### Your instructions:
Which lines in the records below contain the word "plano"? Copy each of them.

(Data entries)
* * * * *

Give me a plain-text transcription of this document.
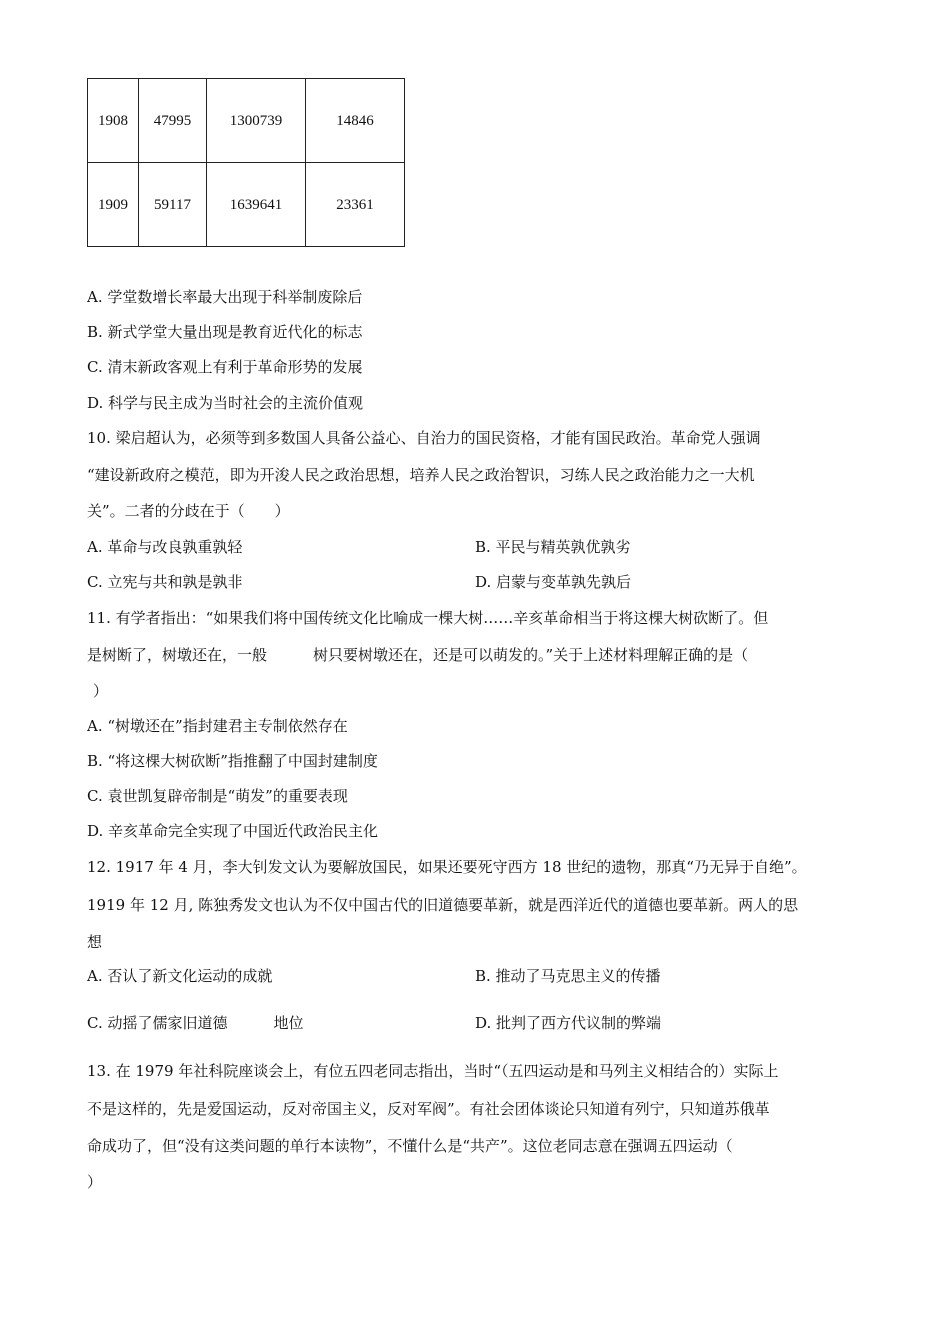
1908	47995	1300739	14846
1909	59117	1639641	23361
A. 学堂数增长率最大出现于科举制废除后
B. 新式学堂大量出现是教育近代化的标志
C. 清末新政客观上有利于革命形势的发展
D. 科学与民主成为当时社会的主流价值观
10. 梁启超认为，必须等到多数国人具备公益心、自治力的国民资格，才能有国民政治。革命党人强调
“建设新政府之模范，即为开浚人民之政治思想，培养人民之政治智识，习练人民之政治能力之一大机
关”。二者的分歧在于（　　）
A. 革命与改良孰重孰轻	B. 平民与精英孰优孰劣
C. 立宪与共和孰是孰非	D. 启蒙与变革孰先孰后
11. 有学者指出：“如果我们将中国传统文化比喻成一棵大树……辛亥革命相当于将这棵大树砍断了。但
是树断了，树墩还在，一般	树只要树墩还在，还是可以萌发的。”关于上述材料理解正确的是（
）
A. “树墩还在”指封建君主专制依然存在
B. “将这棵大树砍断”指推翻了中国封建制度
C. 袁世凯复辟帝制是“萌发”的重要表现
D. 辛亥革命完全实现了中国近代政治民主化
12. 1917 年 4 月，李大钊发文认为要解放国民，如果还要死守西方 18 世纪的遗物，那真“乃无异于自绝”。
1919 年 12 月, 陈独秀发文也认为不仅中国古代的旧道德要革新，就是西洋近代的道德也要革新。两人的思
想
A. 否认了新文化运动的成就	B. 推动了马克思主义的传播
C. 动摇了儒家旧道德	地位	D. 批判了西方代议制的弊端
13. 在 1979 年社科院座谈会上，有位五四老同志指出，当时“（五四运动是和马列主义相结合的）实际上
不是这样的，先是爱国运动，反对帝国主义，反对军阀”。有社会团体谈论只知道有列宁，只知道苏俄革
命成功了，但“没有这类问题的单行本读物”，不懂什么是“共产”。这位老同志意在强调五四运动（
）
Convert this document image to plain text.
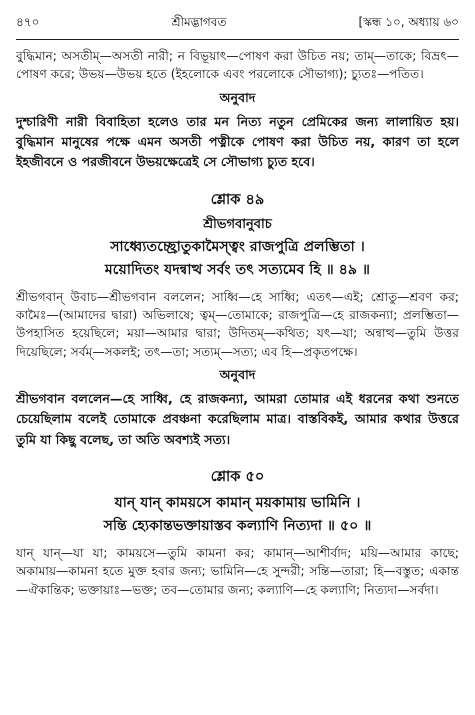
৪৭০	শ্রীমদ্ভাগবত	[স্কন্ধ ১০, অধ্যায় ৬০

বুদ্ধিমান; অসতীম্—অসতী নারী; ন বিভূয়াৎ—পোষণ করা উচিত নয়; তাম্—তাকে; বিভ্রৎ—পোষণ করে; উভয়—উভয় হতে (ইহলোকে এবং পরলোকে সৌভাগ্য); চ্যুতঃ—পতিত।

অনুবাদ

দুশ্চারিণী নারী বিবাহিতা হলেও তার মন নিত্য নতুন প্রেমিকের জন্য লালায়িত হয়। বুদ্ধিমান মানুষের পক্ষে এমন অসতী পত্নীকে পোষণ করা উচিত নয়, কারণ তা হলে ইহজীবনে ও পরজীবনে উভয়ক্ষেত্রেই সে সৌভাগ্য চ্যুত হবে।

শ্লোক ৪৯
শ্রীভগবানুবাচ
সাধ্ব্যেতচ্ছ্রোতুকামৈস্ত্বং রাজপুত্রি প্রলম্ভিতা ।
ময়োদিতং যদন্বাত্থ সর্বং তৎ সত্যমেব হি ॥ ৪৯ ॥

শ্রীভগবান্ উবাচ—শ্রীভগবান বললেন; সাধ্বি—হে সাধ্বি; এতৎ—এই; শ্রোতু—শ্রবণ কর; কামৈঃ—(আমাদের দ্বারা) অভিলাষে; ত্বম্—তোমাকে; রাজপুত্রি—হে রাজকন্যা; প্রলম্ভিতা—উপহাসিত হয়েছিলে; ময়া—আমার দ্বারা; উদিতম্—কথিত; যৎ—যা; অন্বাত্থ—তুমি উত্তর দিয়েছিলে; সর্বম্—সকলই; তৎ—তা; সত্যম্—সত্য; এব হি—প্রকৃতপক্ষে।

অনুবাদ

শ্রীভগবান বললেন—হে সাধ্বি, হে রাজকন্যা, আমরা তোমার এই ধরনের কথা শুনতে চেয়েছিলাম বলেই তোমাকে প্রবঞ্চনা করেছিলাম মাত্র। বাস্তবিকই, আমার কথার উত্তরে তুমি যা কিছু বলেছ, তা অতি অবশ্যই সত্য।

শ্লোক ৫০
যান্ যান্ কাময়সে কামান্ ময়কামায় ভামিনি ।
সন্তি হ্যেকান্তভক্তায়াস্তব কল্যাণি নিত্যদা ॥ ৫০ ॥

যান্ যান্—যা যা; কাময়সে—তুমি কামনা কর; কামান্—আশীর্বাদ; ময়ি—আমার কাছে; অকামায়—কামনা হতে মুক্ত হবার জন্য; ভামিনি—হে সুন্দরী; সন্তি—তারা; হি—বস্তুত; একান্ত—ঐকান্তিক; ভক্তায়াঃ—ভক্ত; তব—তোমার জন্য; কল্যাণি—হে কল্যাণি; নিত্যদা—সর্বদা।
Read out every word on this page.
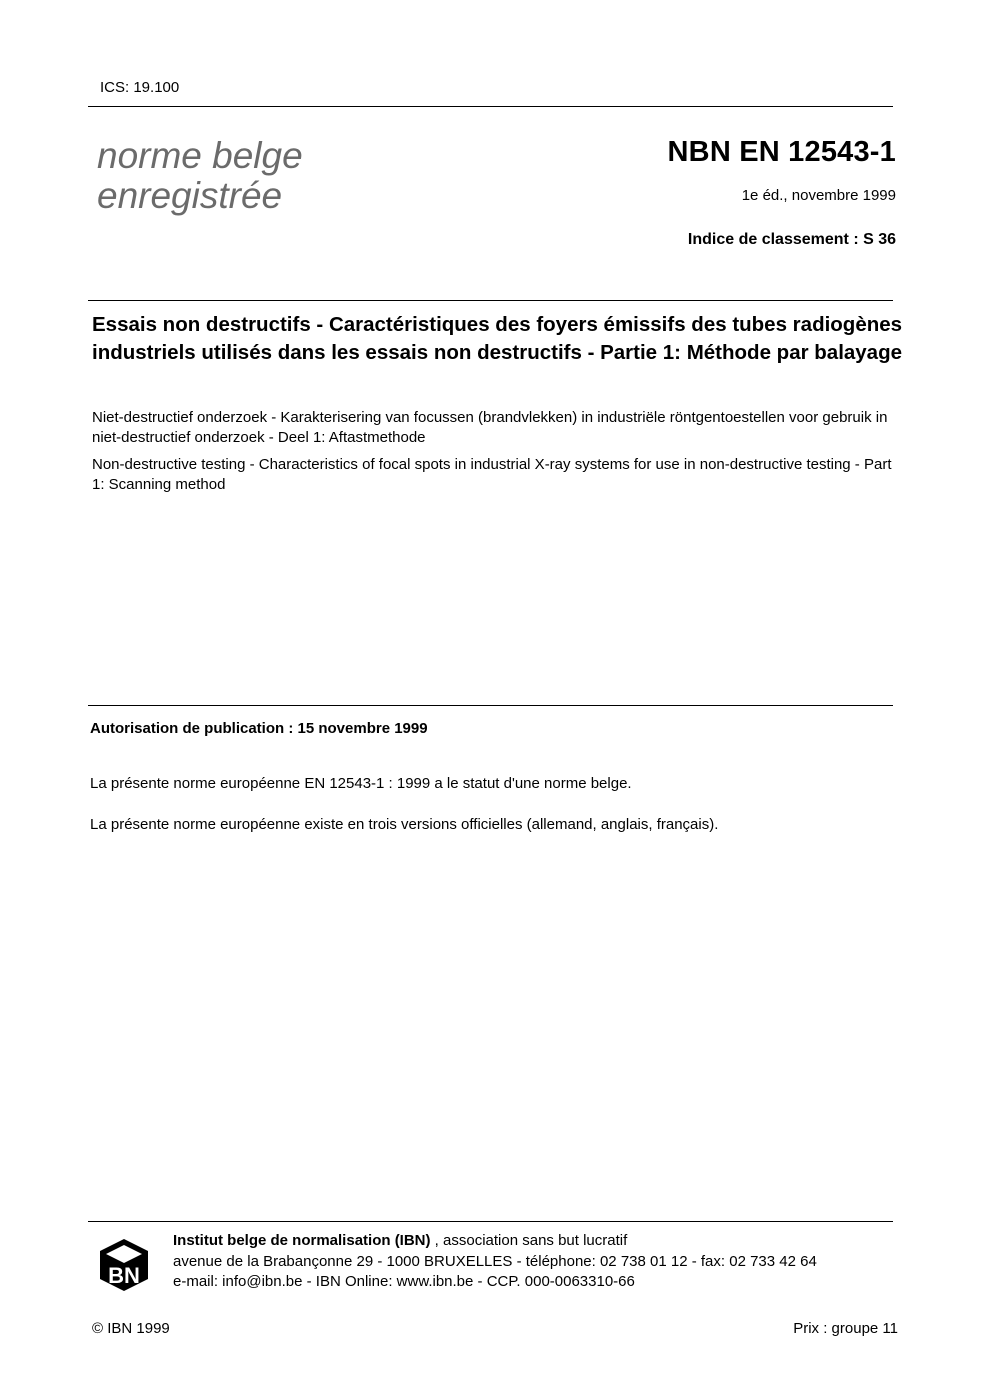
ICS: 19.100
norme belge
enregistrée
NBN EN 12543-1
1e éd., novembre 1999
Indice de classement : S 36
Essais non destructifs - Caractéristiques des foyers émissifs des tubes radiogènes industriels utilisés dans les essais non destructifs - Partie 1: Méthode par balayage
Niet-destructief onderzoek - Karakterisering van focussen (brandvlekken) in industriële röntgentoestellen voor gebruik in niet-destructief onderzoek - Deel 1: Aftastmethode
Non-destructive testing - Characteristics of focal spots in industrial X-ray systems for use in non-destructive testing - Part 1: Scanning method
Autorisation de publication : 15 novembre 1999
La présente norme européenne EN 12543-1 : 1999 a le statut d'une norme belge.
La présente norme européenne existe en trois versions officielles (allemand, anglais, français).
BN
Institut belge de normalisation (IBN) , association sans but lucratif
avenue de la Brabançonne 29 - 1000 BRUXELLES - téléphone: 02 738 01 12 - fax: 02 733 42 64
e-mail: info@ibn.be - IBN Online: www.ibn.be - CCP. 000-0063310-66
© IBN 1999	Prix : groupe 11
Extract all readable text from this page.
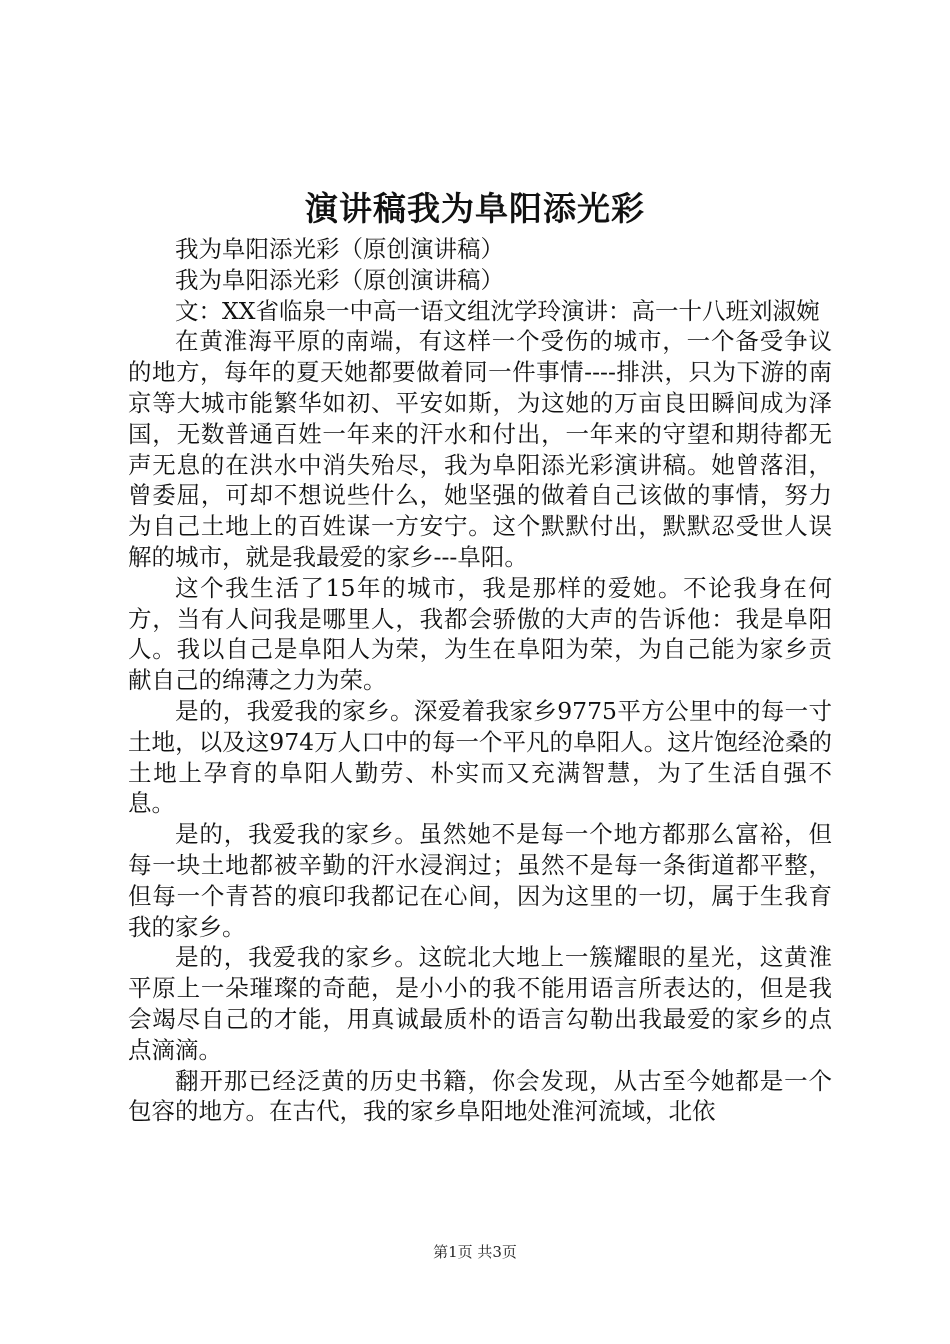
演讲稿我为阜阳添光彩

我为阜阳添光彩（原创演讲稿）

我为阜阳添光彩（原创演讲稿）

文：XX省临泉一中高一语文组沈学玲演讲：高一十八班刘淑婉

在黄淮海平原的南端，有这样一个受伤的城市，一个备受争议的地方，每年的夏天她都要做着同一件事情----排洪，只为下游的南京等大城市能繁华如初、平安如斯，为这她的万亩良田瞬间成为泽国，无数普通百姓一年来的汗水和付出，一年来的守望和期待都无声无息的在洪水中消失殆尽，我为阜阳添光彩演讲稿。她曾落泪，曾委屈，可却不想说些什么，她坚强的做着自己该做的事情，努力为自己土地上的百姓谋一方安宁。这个默默付出，默默忍受世人误解的城市，就是我最爱的家乡---阜阳。

这个我生活了15年的城市，我是那样的爱她。不论我身在何方，当有人问我是哪里人，我都会骄傲的大声的告诉他：我是阜阳人。我以自己是阜阳人为荣，为生在阜阳为荣，为自己能为家乡贡献自己的绵薄之力为荣。

是的，我爱我的家乡。深爱着我家乡9775平方公里中的每一寸土地，以及这974万人口中的每一个平凡的阜阳人。这片饱经沧桑的土地上孕育的阜阳人勤劳、朴实而又充满智慧，为了生活自强不息。

是的，我爱我的家乡。虽然她不是每一个地方都那么富裕，但每一块土地都被辛勤的汗水浸润过；虽然不是每一条街道都平整，但每一个青苔的痕印我都记在心间，因为这里的一切，属于生我育我的家乡。

是的，我爱我的家乡。这皖北大地上一簇耀眼的星光，这黄淮平原上一朵璀璨的奇葩，是小小的我不能用语言所表达的，但是我会竭尽自己的才能，用真诚最质朴的语言勾勒出我最爱的家乡的点点滴滴。

翻开那已经泛黄的历史书籍，你会发现，从古至今她都是一个包容的地方。在古代，我的家乡阜阳地处淮河流域，北依

第1页 共3页
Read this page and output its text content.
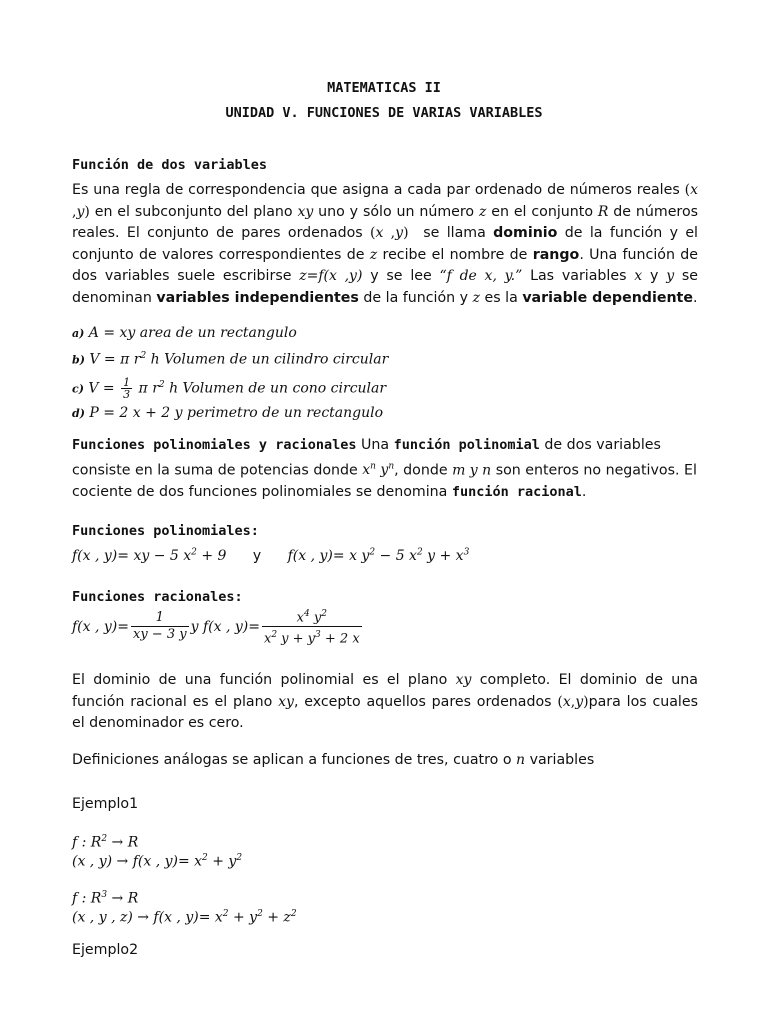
MATEMATICAS II
UNIDAD V. FUNCIONES DE VARIAS VARIABLES
Función de dos variables
Es una regla de correspondencia que asigna a cada par ordenado de números reales (x ,y) en el subconjunto del plano xy uno y sólo un número z en el conjunto R de números reales. El conjunto de pares ordenados (x ,y) se llama dominio de la función y el conjunto de valores correspondientes de z recibe el nombre de rango. Una función de dos variables suele escribirse z=f(x ,y) y se lee “f de x, y.” Las variables x y y se denominan variables independientes de la función y z es la variable dependiente.
a) A = xy area de un rectangulo
b) V = π $r^2$ h Volumen de un cilindro circular
c) $V = \frac{1}{3}$ π $r^2$ h Volumen de un cono circular
d) P = 2 x + 2 y perimetro de un rectangulo
Funciones polinomiales y racionales Una función polinomial de dos variables consiste en la suma de potencias donde $x^n$ $y^n$, donde m y n son enteros no negativos. El cociente de dos funciones polinomiales se denomina función racional.
Funciones polinomiales:
f(x , y)= xy − 5 $x^2 + 9$ y f(x , y)= x $y^2 - 5$ $x^2$ $y + x^3$
Funciones racionales:
f(x , $y)= \frac{1}{xy - 3 y}$ y f(x , $y)= \frac{x^4 y^2}{x^2 y + y^3 + 2 x}$
El dominio de una función polinomial es el plano xy completo. El dominio de una función racional es el plano xy, excepto aquellos pares ordenados (x,y)para los cuales el denominador es cero.
Definiciones análogas se aplican a funciones de tres, cuatro o n variables
Ejemplo1
f : $R^2 \to R$
(x , y) → f(x , $y)= x^2 + y^2$
f : $R^3 \to R$
(x , y , z) → f(x , $y)= x^2 + y^2 + z^2$
Ejemplo2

* * * * *

### Solution for this exercise:
Es una regla de correspondencia que asigna a cada par ordenado de números reales (x ,y) en el subconjunto del plano xy uno y sólo un número z en el conjunto R de números reales. El conjunto de pares ordenados (x ,y) se llama dominio de la función y el conjunto de valores correspondientes de z recibe el nombre de rango. Una función de dos variables suele escribirse z=f(x ,y) y se lee “f de x, y.” Las variables x y y se denominan variables independientes de la función y z es la variable dependiente.
El dominio de una función polinomial es el plano xy completo. El dominio de una función racional es el plano xy, excepto aquellos pares ordenados (x,y)para los cuales el denominador es cero.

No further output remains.